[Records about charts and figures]
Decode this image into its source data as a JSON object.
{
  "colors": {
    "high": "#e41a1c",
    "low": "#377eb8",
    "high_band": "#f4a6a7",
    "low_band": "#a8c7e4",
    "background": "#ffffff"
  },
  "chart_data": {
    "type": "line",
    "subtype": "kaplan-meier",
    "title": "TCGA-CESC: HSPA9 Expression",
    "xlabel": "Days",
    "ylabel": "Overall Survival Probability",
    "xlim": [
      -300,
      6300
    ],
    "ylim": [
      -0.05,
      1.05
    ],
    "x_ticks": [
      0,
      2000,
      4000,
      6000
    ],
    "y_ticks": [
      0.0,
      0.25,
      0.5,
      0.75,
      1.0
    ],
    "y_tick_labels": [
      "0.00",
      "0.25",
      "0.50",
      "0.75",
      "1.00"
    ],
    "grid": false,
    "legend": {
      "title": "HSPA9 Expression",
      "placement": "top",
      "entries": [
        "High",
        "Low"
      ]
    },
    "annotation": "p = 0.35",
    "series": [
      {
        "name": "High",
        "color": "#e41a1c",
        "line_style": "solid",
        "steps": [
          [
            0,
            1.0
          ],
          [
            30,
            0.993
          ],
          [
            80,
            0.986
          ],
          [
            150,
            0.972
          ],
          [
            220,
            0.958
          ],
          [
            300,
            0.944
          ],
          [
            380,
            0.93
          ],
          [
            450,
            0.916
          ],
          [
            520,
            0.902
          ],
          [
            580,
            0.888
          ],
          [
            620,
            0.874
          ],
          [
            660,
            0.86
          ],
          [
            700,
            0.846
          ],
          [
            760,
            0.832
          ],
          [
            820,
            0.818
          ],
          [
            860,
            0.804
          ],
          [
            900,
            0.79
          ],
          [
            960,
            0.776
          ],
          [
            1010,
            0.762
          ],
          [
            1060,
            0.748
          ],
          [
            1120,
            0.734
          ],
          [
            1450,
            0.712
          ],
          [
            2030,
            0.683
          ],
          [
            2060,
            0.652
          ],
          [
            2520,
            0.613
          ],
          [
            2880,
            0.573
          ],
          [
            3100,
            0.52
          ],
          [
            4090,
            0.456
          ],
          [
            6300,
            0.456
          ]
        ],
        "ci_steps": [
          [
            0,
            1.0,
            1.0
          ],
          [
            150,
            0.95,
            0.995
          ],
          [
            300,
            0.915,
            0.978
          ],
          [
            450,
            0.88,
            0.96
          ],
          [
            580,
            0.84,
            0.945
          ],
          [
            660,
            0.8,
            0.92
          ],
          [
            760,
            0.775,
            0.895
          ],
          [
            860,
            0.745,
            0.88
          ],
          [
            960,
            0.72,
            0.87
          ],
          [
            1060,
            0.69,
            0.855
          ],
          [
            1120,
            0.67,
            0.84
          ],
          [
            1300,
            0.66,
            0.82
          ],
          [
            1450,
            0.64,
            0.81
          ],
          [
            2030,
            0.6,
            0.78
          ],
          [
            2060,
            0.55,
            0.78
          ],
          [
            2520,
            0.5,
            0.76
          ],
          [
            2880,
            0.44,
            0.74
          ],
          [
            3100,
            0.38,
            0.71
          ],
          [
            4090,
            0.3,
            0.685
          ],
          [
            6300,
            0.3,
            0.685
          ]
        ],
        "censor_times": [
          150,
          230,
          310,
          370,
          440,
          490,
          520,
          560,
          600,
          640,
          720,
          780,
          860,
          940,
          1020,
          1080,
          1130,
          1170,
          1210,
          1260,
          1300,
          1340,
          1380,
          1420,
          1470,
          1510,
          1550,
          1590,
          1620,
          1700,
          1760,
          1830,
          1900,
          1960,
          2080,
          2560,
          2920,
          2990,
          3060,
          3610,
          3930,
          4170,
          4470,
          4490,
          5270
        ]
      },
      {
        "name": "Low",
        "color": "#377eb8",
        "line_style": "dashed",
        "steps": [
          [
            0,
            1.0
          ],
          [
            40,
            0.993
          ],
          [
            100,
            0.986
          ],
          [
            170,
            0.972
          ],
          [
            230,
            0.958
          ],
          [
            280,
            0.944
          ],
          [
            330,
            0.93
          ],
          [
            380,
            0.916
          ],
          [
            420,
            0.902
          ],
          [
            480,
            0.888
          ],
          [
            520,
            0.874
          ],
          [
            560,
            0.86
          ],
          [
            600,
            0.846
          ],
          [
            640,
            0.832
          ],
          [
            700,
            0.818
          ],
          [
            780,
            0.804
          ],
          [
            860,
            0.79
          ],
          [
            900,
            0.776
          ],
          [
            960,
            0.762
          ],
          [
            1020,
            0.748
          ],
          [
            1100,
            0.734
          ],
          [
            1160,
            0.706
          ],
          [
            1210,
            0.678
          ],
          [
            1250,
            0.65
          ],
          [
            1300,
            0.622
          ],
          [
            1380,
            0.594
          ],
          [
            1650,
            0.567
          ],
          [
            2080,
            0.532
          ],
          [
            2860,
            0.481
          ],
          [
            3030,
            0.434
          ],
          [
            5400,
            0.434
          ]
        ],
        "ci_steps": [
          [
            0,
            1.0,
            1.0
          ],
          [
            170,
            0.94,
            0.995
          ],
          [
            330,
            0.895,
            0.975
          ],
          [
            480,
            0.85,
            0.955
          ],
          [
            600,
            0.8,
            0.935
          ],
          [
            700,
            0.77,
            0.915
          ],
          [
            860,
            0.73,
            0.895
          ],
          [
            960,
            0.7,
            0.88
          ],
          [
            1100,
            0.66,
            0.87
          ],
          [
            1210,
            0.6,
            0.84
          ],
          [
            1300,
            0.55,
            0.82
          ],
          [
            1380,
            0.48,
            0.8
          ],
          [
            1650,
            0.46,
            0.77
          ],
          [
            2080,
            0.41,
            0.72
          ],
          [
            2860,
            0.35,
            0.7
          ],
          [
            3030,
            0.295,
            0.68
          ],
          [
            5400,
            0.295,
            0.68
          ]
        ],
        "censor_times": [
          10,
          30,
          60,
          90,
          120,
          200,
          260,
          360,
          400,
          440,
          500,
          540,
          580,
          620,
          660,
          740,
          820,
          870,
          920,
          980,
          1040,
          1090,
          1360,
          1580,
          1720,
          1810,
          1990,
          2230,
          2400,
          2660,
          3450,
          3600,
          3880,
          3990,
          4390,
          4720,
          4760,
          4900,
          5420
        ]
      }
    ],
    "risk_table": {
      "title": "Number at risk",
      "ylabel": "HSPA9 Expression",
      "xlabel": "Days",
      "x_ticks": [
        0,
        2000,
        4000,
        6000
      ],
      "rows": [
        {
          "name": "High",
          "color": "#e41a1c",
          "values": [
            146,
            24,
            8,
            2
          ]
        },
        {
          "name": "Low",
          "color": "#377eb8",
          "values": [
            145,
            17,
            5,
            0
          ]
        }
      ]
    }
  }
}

## INSTRUCTIONS TO FOLLOW
Print the entries exactly. Include every one.

## TASK SOLUTION
Decode this image into its source data as a JSON object.
{
  "colors": {
    "high": "#e41a1c",
    "low": "#377eb8",
    "high_band": "#f4a6a7",
    "low_band": "#a8c7e4",
    "background": "#ffffff"
  },
  "chart_data": {
    "type": "line",
    "subtype": "kaplan-meier",
    "title": "TCGA-CESC: HSPA9 Expression",
    "xlabel": "Days",
    "ylabel": "Overall Survival Probability",
    "xlim": [
      -300,
      6300
    ],
    "ylim": [
      -0.05,
      1.05
    ],
    "x_ticks": [
      0,
      2000,
      4000,
      6000
    ],
    "y_ticks": [
      0.0,
      0.25,
      0.5,
      0.75,
      1.0
    ],
    "y_tick_labels": [
      "0.00",
      "0.25",
      "0.50",
      "0.75",
      "1.00"
    ],
    "grid": false,
    "legend": {
      "title": "HSPA9 Expression",
      "placement": "top",
      "entries": [
        "High",
        "Low"
      ]
    },
    "annotation": "p = 0.35",
    "series": [
      {
        "name": "High",
        "color": "#e41a1c",
        "line_style": "solid",
        "steps": [
          [
            0,
            1.0
          ],
          [
            30,
            0.993
          ],
          [
            80,
            0.986
          ],
          [
            150,
            0.972
          ],
          [
            220,
            0.958
          ],
          [
            300,
            0.944
          ],
          [
            380,
            0.93
          ],
          [
            450,
            0.916
          ],
          [
            520,
            0.902
          ],
          [
            580,
            0.888
          ],
          [
            620,
            0.874
          ],
          [
            660,
            0.86
          ],
          [
            700,
            0.846
          ],
          [
            760,
            0.832
          ],
          [
            820,
            0.818
          ],
          [
            860,
            0.804
          ],
          [
            900,
            0.79
          ],
          [
            960,
            0.776
          ],
          [
            1010,
            0.762
          ],
          [
            1060,
            0.748
          ],
          [
            1120,
            0.734
          ],
          [
            1450,
            0.712
          ],
          [
            2030,
            0.683
          ],
          [
            2060,
            0.652
          ],
          [
            2520,
            0.613
          ],
          [
            2880,
            0.573
          ],
          [
            3100,
            0.52
          ],
          [
            4090,
            0.456
          ],
          [
            6300,
            0.456
          ]
        ],
        "ci_steps": [
          [
            0,
            1.0,
            1.0
          ],
          [
            150,
            0.95,
            0.995
          ],
          [
            300,
            0.915,
            0.978
          ],
          [
            450,
            0.88,
            0.96
          ],
          [
            580,
            0.84,
            0.945
          ],
          [
            660,
            0.8,
            0.92
          ],
          [
            760,
            0.775,
            0.895
          ],
          [
            860,
            0.745,
            0.88
          ],
          [
            960,
            0.72,
            0.87
          ],
          [
            1060,
            0.69,
            0.855
          ],
          [
            1120,
            0.67,
            0.84
          ],
          [
            1300,
            0.66,
            0.82
          ],
          [
            1450,
            0.64,
            0.81
          ],
          [
            2030,
            0.6,
            0.78
          ],
          [
            2060,
            0.55,
            0.78
          ],
          [
            2520,
            0.5,
            0.76
          ],
          [
            2880,
            0.44,
            0.74
          ],
          [
            3100,
            0.38,
            0.71
          ],
          [
            4090,
            0.3,
            0.685
          ],
          [
            6300,
            0.3,
            0.685
          ]
        ],
        "censor_times": [
          150,
          230,
          310,
          370,
          440,
          490,
          520,
          560,
          600,
          640,
          720,
          780,
          860,
          940,
          1020,
          1080,
          1130,
          1170,
          1210,
          1260,
          1300,
          1340,
          1380,
          1420,
          1470,
          1510,
          1550,
          1590,
          1620,
          1700,
          1760,
          1830,
          1900,
          1960,
          2080,
          2560,
          2920,
          2990,
          3060,
          3610,
          3930,
          4170,
          4470,
          4490,
          5270
        ]
      },
      {
        "name": "Low",
        "color": "#377eb8",
        "line_style": "dashed",
        "steps": [
          [
            0,
            1.0
          ],
          [
            40,
            0.993
          ],
          [
            100,
            0.986
          ],
          [
            170,
            0.972
          ],
          [
            230,
            0.958
          ],
          [
            280,
            0.944
          ],
          [
            330,
            0.93
          ],
          [
            380,
            0.916
          ],
          [
            420,
            0.902
          ],
          [
            480,
            0.888
          ],
          [
            520,
            0.874
          ],
          [
            560,
            0.86
          ],
          [
            600,
            0.846
          ],
          [
            640,
            0.832
          ],
          [
            700,
            0.818
          ],
          [
            780,
            0.804
          ],
          [
            860,
            0.79
          ],
          [
            900,
            0.776
          ],
          [
            960,
            0.762
          ],
          [
            1020,
            0.748
          ],
          [
            1100,
            0.734
          ],
          [
            1160,
            0.706
          ],
          [
            1210,
            0.678
          ],
          [
            1250,
            0.65
          ],
          [
            1300,
            0.622
          ],
          [
            1380,
            0.594
          ],
          [
            1650,
            0.567
          ],
          [
            2080,
            0.532
          ],
          [
            2860,
            0.481
          ],
          [
            3030,
            0.434
          ],
          [
            5400,
            0.434
          ]
        ],
        "ci_steps": [
          [
            0,
            1.0,
            1.0
          ],
          [
            170,
            0.94,
            0.995
          ],
          [
            330,
            0.895,
            0.975
          ],
          [
            480,
            0.85,
            0.955
          ],
          [
            600,
            0.8,
            0.935
          ],
          [
            700,
            0.77,
            0.915
          ],
          [
            860,
            0.73,
            0.895
          ],
          [
            960,
            0.7,
            0.88
          ],
          [
            1100,
            0.66,
            0.87
          ],
          [
            1210,
            0.6,
            0.84
          ],
          [
            1300,
            0.55,
            0.82
          ],
          [
            1380,
            0.48,
            0.8
          ],
          [
            1650,
            0.46,
            0.77
          ],
          [
            2080,
            0.41,
            0.72
          ],
          [
            2860,
            0.35,
            0.7
          ],
          [
            3030,
            0.295,
            0.68
          ],
          [
            5400,
            0.295,
            0.68
          ]
        ],
        "censor_times": [
          10,
          30,
          60,
          90,
          120,
          200,
          260,
          360,
          400,
          440,
          500,
          540,
          580,
          620,
          660,
          740,
          820,
          870,
          920,
          980,
          1040,
          1090,
          1360,
          1580,
          1720,
          1810,
          1990,
          2230,
          2400,
          2660,
          3450,
          3600,
          3880,
          3990,
          4390,
          4720,
          4760,
          4900,
          5420
        ]
      }
    ],
    "risk_table": {
      "title": "Number at risk",
      "ylabel": "HSPA9 Expression",
      "xlabel": "Days",
      "x_ticks": [
        0,
        2000,
        4000,
        6000
      ],
      "rows": [
        {
          "name": "High",
          "color": "#e41a1c",
          "values": [
            146,
            24,
            8,
            2
          ]
        },
        {
          "name": "Low",
          "color": "#377eb8",
          "values": [
            145,
            17,
            5,
            0
          ]
        }
      ]
    }
  }
}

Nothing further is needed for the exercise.